→ **Document excerpt**:
FromDublin (DUB)ToÍsafjörður (IFJ)Round trip
06 12 2024 - 08 12 2024


EUR 398*

Seen: 1 day ago

*Fares displayed have been collected within the last 72hrs and may no longer be available at the time of booking

What to see and do in Ísafjörður

An overhead view of the town of Ísafjörður, as pictured from behind the town looking out over the surrounding fjords

Introduction to Ísafjörður

Ísafjörður (or Isafjordur) is the largest town on the Westfjords peninsula in the north west region of Iceland.

With just over 7,300 people living in the Westfjords, almost 2,700 of whom in Ísafjörður, this area is known for its incredible untouched nature. Locals share their space with arctic foxes, rich birdlife, adorable puffins, and plenty of Icelandic horses, seals and sheep.

Less than 10% of international travelers to Iceland make it to this unspoiled corner of the country but there is something truly magical about flying to Ísafjörður. The Reykjavík to Westfjords flight is itself scenic and dramatic, with Ísafjörður Airport located at the end of a magnificent fjord.

Once there, you can hike the trails, soak in the hot pools, witness the soaring mountains and roaring waterfalls, sample fresh local flavors, and meet the lucky locals who get to call this unique region home.

→ **Data listing**:

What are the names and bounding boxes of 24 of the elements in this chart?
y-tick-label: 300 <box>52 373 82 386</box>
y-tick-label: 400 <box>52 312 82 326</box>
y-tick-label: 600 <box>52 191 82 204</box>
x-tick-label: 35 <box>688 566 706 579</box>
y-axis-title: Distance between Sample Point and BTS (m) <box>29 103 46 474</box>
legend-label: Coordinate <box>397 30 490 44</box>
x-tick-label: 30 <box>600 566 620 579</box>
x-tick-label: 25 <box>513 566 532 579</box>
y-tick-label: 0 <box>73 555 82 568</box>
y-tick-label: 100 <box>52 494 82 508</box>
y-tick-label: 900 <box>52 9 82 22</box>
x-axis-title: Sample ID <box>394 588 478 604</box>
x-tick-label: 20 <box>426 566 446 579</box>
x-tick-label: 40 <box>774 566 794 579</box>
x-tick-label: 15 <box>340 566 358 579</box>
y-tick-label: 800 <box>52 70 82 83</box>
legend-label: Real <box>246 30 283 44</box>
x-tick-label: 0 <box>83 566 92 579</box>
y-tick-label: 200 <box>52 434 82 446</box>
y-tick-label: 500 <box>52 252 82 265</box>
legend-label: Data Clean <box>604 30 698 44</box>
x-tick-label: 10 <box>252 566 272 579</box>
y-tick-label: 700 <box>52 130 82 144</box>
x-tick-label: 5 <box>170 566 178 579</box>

→ **What is needed**:
Using the Ísafjörður travel page, mark each statement below yes or no and quote the words from the page that decide it. (a) Ísafjörður is the largest town on the Westfjords peninsula. (b) More than half of international travelers to Iceland reach the Westfjords. (c) Ísafjörður Airport lies at the end of a fjord.

→ **Answer to this problem**:
(a) Yes: "Ísafjörður (or Isafjordur) is the largest town on the Westfjords peninsula in the north west region of Iceland."
(b) No: "Less than 10% of international travelers to Iceland make it to this unspoiled corner of the country"
(c) Yes: "with Ísafjörður Airport located at the end of a magnificent fjord"